STORED ROWS:
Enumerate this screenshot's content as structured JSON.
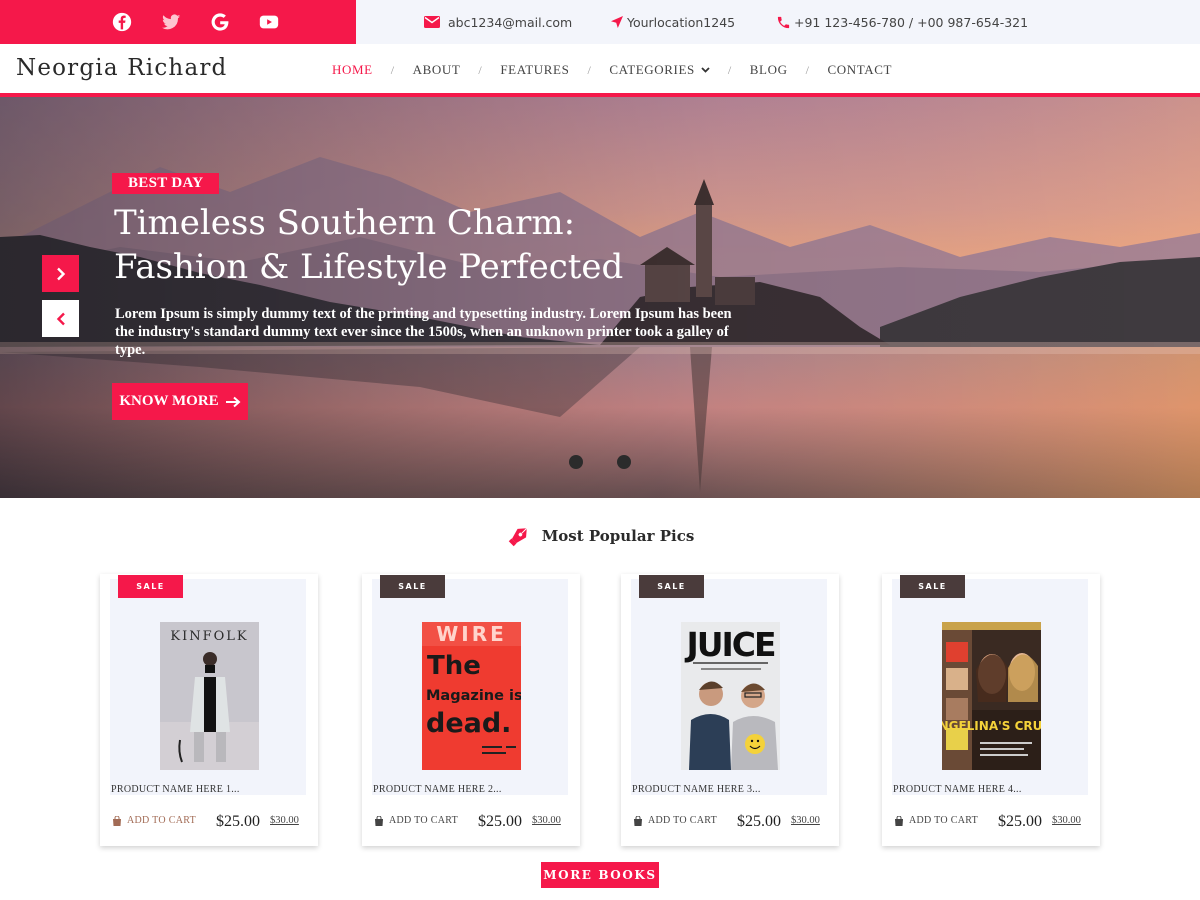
{
  "topbar": {
    "social": [
      "facebook-icon",
      "twitter-icon",
      "google-icon",
      "youtube-icon"
    ],
    "email": "abc1234@mail.com",
    "location": "Yourlocation1245",
    "phone": "+91 123-456-780 / +00 987-654-321"
  },
  "header": {
    "brand": "Neorgia Richard",
    "nav": [
      "HOME",
      "ABOUT",
      "FEATURES",
      "CATEGORIES",
      "BLOG",
      "CONTACT"
    ],
    "active": "HOME"
  },
  "hero": {
    "badge": "BEST DAY",
    "title_line1": "Timeless Southern Charm:",
    "title_line2": "Fashion & Lifestyle Perfected",
    "text": "Lorem Ipsum is simply dummy text of the printing and typesetting industry. Lorem Ipsum has been the industry's standard dummy text ever since the 1500s, when an unknown printer took a galley of type.",
    "button": "KNOW MORE"
  },
  "section": {
    "title": "Most Popular Pics"
  },
  "products": [
    {
      "sale": "SALE",
      "name": "PRODUCT NAME HERE 1...",
      "cart": "ADD TO CART",
      "price": "$25.00",
      "old_price": "$30.00",
      "cover_title": "KINFOLK",
      "sale_color": "#f5184a"
    },
    {
      "sale": "SALE",
      "name": "PRODUCT NAME HERE 2...",
      "cart": "ADD TO CART",
      "price": "$25.00",
      "old_price": "$30.00",
      "cover_title": "WIRE",
      "cover_lines": [
        "The",
        "Magazine is",
        "dead."
      ],
      "sale_color": "#4a3b3b"
    },
    {
      "sale": "SALE",
      "name": "PRODUCT NAME HERE 3...",
      "cart": "ADD TO CART",
      "price": "$25.00",
      "old_price": "$30.00",
      "cover_title": "JUICE",
      "sale_color": "#4a3b3b"
    },
    {
      "sale": "SALE",
      "name": "PRODUCT NAME HERE 4...",
      "cart": "ADD TO CART",
      "price": "$25.00",
      "old_price": "$30.00",
      "cover_title": "ANGELINA'S CRUEL LIE",
      "sale_color": "#4a3b3b"
    }
  ],
  "more_button": "MORE BOOKS",
  "colors": {
    "accent": "#f5184a",
    "dark_badge": "#4a3b3b",
    "topbar_bg": "#f3f5fb"
  }
}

EXERCISE GOAL: Reproduce every line of the material precisely, omitting its pictures.

FULL RESPONSE:
Enumerate this screenshot's content as structured JSON.
{
  "topbar": {
    "social": [
      "facebook-icon",
      "twitter-icon",
      "google-icon",
      "youtube-icon"
    ],
    "email": "abc1234@mail.com",
    "location": "Yourlocation1245",
    "phone": "+91 123-456-780 / +00 987-654-321"
  },
  "header": {
    "brand": "Neorgia Richard",
    "nav": [
      "HOME",
      "ABOUT",
      "FEATURES",
      "CATEGORIES",
      "BLOG",
      "CONTACT"
    ],
    "active": "HOME"
  },
  "hero": {
    "badge": "BEST DAY",
    "title_line1": "Timeless Southern Charm:",
    "title_line2": "Fashion & Lifestyle Perfected",
    "text": "Lorem Ipsum is simply dummy text of the printing and typesetting industry. Lorem Ipsum has been the industry's standard dummy text ever since the 1500s, when an unknown printer took a galley of type.",
    "button": "KNOW MORE"
  },
  "section": {
    "title": "Most Popular Pics"
  },
  "products": [
    {
      "sale": "SALE",
      "name": "PRODUCT NAME HERE 1...",
      "cart": "ADD TO CART",
      "price": "$25.00",
      "old_price": "$30.00",
      "cover_title": "KINFOLK",
      "sale_color": "#f5184a"
    },
    {
      "sale": "SALE",
      "name": "PRODUCT NAME HERE 2...",
      "cart": "ADD TO CART",
      "price": "$25.00",
      "old_price": "$30.00",
      "cover_title": "WIRE",
      "cover_lines": [
        "The",
        "Magazine is",
        "dead."
      ],
      "sale_color": "#4a3b3b"
    },
    {
      "sale": "SALE",
      "name": "PRODUCT NAME HERE 3...",
      "cart": "ADD TO CART",
      "price": "$25.00",
      "old_price": "$30.00",
      "cover_title": "JUICE",
      "sale_color": "#4a3b3b"
    },
    {
      "sale": "SALE",
      "name": "PRODUCT NAME HERE 4...",
      "cart": "ADD TO CART",
      "price": "$25.00",
      "old_price": "$30.00",
      "cover_title": "ANGELINA'S CRUEL LIE",
      "sale_color": "#4a3b3b"
    }
  ],
  "more_button": "MORE BOOKS",
  "colors": {
    "accent": "#f5184a",
    "dark_badge": "#4a3b3b",
    "topbar_bg": "#f3f5fb"
  }
}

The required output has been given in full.